Goal of the exercise | All of the data that follows should be retyped exactly, please, except the pictures.

Data in this exercise |
[Start]

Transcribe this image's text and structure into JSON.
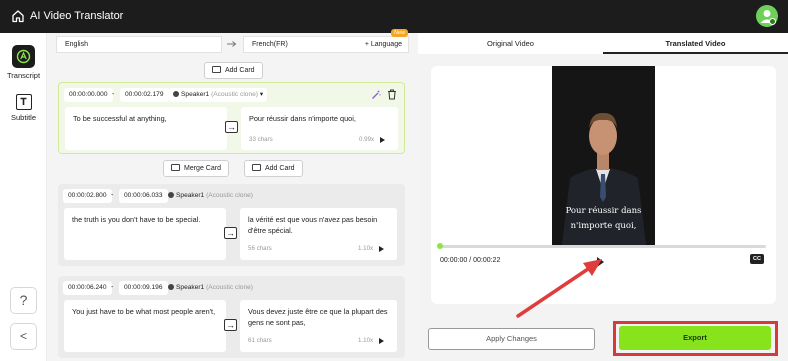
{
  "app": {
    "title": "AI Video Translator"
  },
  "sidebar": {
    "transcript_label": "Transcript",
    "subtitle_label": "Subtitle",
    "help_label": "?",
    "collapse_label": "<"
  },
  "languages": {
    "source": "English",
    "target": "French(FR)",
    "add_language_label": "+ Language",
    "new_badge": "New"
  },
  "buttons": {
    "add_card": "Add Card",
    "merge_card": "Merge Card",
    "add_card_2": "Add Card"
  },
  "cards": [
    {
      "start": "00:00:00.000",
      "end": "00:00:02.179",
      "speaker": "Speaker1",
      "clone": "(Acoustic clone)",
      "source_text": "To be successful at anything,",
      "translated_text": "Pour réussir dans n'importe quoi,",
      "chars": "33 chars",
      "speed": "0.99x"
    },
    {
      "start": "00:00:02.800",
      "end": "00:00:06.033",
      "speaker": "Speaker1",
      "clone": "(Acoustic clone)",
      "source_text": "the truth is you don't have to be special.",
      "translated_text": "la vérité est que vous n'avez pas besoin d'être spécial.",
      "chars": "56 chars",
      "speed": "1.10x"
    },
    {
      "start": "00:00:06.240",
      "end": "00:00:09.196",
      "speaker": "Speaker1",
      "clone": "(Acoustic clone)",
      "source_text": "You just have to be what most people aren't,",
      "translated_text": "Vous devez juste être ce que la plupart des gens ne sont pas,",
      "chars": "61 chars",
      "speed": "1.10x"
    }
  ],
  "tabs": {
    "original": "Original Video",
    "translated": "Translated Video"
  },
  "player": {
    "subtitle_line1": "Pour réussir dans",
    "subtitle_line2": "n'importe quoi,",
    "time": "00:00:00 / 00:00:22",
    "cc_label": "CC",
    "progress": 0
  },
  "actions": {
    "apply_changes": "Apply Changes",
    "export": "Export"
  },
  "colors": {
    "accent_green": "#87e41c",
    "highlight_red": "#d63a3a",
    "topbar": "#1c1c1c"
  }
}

[End]

Right answer |
Transcribe this image's text and structure into JSON.
{
  "app": {
    "title": "AI Video Translator"
  },
  "sidebar": {
    "transcript_label": "Transcript",
    "subtitle_label": "Subtitle",
    "help_label": "?",
    "collapse_label": "<"
  },
  "languages": {
    "source": "English",
    "target": "French(FR)",
    "add_language_label": "+ Language",
    "new_badge": "New"
  },
  "buttons": {
    "add_card": "Add Card",
    "merge_card": "Merge Card",
    "add_card_2": "Add Card"
  },
  "cards": [
    {
      "start": "00:00:00.000",
      "end": "00:00:02.179",
      "speaker": "Speaker1",
      "clone": "(Acoustic clone)",
      "source_text": "To be successful at anything,",
      "translated_text": "Pour réussir dans n'importe quoi,",
      "chars": "33 chars",
      "speed": "0.99x"
    },
    {
      "start": "00:00:02.800",
      "end": "00:00:06.033",
      "speaker": "Speaker1",
      "clone": "(Acoustic clone)",
      "source_text": "the truth is you don't have to be special.",
      "translated_text": "la vérité est que vous n'avez pas besoin d'être spécial.",
      "chars": "56 chars",
      "speed": "1.10x"
    },
    {
      "start": "00:00:06.240",
      "end": "00:00:09.196",
      "speaker": "Speaker1",
      "clone": "(Acoustic clone)",
      "source_text": "You just have to be what most people aren't,",
      "translated_text": "Vous devez juste être ce que la plupart des gens ne sont pas,",
      "chars": "61 chars",
      "speed": "1.10x"
    }
  ],
  "tabs": {
    "original": "Original Video",
    "translated": "Translated Video"
  },
  "player": {
    "subtitle_line1": "Pour réussir dans",
    "subtitle_line2": "n'importe quoi,",
    "time": "00:00:00 / 00:00:22",
    "cc_label": "CC",
    "progress": 0
  },
  "actions": {
    "apply_changes": "Apply Changes",
    "export": "Export"
  },
  "colors": {
    "accent_green": "#87e41c",
    "highlight_red": "#d63a3a",
    "topbar": "#1c1c1c"
  }
}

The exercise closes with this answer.